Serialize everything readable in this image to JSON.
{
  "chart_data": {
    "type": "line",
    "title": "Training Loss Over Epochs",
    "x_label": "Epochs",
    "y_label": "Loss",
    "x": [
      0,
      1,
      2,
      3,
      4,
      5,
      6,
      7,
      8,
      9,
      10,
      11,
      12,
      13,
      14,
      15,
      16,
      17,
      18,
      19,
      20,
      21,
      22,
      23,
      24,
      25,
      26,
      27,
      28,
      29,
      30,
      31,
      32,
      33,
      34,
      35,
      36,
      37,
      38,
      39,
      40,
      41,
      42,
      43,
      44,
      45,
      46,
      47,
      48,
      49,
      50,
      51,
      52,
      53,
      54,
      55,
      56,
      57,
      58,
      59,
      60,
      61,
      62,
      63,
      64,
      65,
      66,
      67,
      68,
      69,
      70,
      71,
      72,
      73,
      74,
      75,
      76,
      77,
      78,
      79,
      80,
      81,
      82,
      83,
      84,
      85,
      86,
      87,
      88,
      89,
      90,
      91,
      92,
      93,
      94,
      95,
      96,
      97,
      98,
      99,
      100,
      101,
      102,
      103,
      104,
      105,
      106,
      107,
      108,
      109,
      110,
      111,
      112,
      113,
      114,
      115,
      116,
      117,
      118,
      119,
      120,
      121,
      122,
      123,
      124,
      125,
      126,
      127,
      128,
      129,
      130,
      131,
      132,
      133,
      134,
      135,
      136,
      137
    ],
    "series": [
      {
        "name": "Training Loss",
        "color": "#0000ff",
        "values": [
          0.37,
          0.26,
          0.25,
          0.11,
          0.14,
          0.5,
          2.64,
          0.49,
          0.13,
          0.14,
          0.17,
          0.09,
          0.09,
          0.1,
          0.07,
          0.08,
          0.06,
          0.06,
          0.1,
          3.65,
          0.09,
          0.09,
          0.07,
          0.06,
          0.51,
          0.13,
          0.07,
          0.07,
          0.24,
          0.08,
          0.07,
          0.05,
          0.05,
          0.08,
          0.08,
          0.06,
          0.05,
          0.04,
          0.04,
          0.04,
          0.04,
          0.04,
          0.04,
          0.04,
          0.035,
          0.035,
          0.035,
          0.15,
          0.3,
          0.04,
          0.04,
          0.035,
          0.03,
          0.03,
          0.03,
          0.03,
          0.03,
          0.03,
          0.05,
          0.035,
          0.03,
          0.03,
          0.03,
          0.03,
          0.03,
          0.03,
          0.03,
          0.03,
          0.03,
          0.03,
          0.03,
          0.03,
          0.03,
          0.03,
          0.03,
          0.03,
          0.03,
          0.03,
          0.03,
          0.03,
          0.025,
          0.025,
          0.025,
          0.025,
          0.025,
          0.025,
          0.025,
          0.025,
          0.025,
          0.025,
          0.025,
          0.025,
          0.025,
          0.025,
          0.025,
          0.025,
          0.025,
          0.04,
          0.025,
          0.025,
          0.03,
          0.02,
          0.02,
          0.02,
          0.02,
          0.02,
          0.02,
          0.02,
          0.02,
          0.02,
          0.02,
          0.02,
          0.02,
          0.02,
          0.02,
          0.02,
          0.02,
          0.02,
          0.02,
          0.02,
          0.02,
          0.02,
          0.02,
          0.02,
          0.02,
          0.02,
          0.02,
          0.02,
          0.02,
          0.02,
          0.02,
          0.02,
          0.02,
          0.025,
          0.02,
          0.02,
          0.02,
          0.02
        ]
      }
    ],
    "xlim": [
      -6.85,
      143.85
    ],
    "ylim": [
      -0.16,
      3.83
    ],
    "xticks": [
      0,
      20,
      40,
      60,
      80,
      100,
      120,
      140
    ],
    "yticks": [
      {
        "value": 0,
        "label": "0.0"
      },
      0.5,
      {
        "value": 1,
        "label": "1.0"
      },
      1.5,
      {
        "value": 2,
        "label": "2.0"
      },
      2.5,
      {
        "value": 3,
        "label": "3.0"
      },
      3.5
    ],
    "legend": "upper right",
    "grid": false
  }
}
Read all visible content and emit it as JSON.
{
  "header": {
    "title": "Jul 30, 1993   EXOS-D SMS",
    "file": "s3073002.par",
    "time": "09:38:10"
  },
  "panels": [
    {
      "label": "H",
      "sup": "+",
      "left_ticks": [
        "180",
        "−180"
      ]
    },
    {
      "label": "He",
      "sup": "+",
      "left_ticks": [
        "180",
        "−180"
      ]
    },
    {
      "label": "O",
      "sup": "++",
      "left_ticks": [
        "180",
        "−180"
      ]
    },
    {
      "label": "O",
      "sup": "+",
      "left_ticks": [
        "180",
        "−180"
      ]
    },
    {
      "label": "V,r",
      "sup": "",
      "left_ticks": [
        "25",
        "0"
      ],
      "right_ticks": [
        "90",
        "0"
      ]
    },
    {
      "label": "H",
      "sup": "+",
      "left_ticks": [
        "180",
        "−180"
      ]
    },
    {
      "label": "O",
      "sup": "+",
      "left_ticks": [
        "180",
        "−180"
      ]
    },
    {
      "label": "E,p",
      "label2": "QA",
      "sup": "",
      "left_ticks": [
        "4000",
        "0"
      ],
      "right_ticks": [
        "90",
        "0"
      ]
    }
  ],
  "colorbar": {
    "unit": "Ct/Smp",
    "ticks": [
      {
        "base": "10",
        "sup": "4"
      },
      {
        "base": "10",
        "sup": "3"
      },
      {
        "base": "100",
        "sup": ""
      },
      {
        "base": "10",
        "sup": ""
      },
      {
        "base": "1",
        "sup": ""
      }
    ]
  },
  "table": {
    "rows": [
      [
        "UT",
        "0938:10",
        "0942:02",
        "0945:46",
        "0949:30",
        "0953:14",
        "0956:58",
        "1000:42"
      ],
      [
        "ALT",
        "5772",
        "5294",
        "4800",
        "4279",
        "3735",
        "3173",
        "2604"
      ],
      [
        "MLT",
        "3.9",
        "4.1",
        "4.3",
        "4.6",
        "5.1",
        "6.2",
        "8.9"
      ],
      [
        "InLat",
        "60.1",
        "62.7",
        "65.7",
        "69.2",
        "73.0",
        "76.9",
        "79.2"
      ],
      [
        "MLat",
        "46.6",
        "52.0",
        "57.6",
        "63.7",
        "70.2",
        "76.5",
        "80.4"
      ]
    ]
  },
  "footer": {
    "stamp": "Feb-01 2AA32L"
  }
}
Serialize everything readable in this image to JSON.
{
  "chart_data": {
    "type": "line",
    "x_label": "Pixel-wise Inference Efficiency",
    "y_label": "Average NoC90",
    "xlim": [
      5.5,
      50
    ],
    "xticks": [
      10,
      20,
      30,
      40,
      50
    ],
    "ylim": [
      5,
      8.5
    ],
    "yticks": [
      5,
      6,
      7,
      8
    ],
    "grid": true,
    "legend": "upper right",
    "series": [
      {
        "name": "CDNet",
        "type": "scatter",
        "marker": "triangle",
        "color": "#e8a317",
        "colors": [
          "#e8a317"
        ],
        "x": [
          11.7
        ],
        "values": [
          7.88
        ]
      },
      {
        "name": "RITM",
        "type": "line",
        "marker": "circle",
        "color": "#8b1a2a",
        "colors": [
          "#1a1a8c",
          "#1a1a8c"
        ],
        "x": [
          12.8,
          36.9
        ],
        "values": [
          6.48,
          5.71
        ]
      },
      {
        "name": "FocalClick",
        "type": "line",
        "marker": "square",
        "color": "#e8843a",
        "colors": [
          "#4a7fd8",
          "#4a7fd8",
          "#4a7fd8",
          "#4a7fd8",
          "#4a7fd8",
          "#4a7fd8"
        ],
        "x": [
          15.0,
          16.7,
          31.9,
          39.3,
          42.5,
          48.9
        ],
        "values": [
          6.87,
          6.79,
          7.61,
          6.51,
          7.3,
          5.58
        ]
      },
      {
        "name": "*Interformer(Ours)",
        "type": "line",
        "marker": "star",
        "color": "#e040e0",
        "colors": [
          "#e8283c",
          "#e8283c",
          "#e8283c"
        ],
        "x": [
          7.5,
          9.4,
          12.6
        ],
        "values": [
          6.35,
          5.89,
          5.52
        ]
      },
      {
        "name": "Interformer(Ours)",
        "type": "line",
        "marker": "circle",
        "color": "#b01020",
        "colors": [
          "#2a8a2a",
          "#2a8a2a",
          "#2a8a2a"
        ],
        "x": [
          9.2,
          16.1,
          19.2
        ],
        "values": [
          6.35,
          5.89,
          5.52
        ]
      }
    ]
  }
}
■ ■ ■ ■
Work to do » Search the data for the string "Ours". List each line that has it.

Expected answer »
        "name": "*Interformer(Ours)",
        "name": "Interformer(Ours)",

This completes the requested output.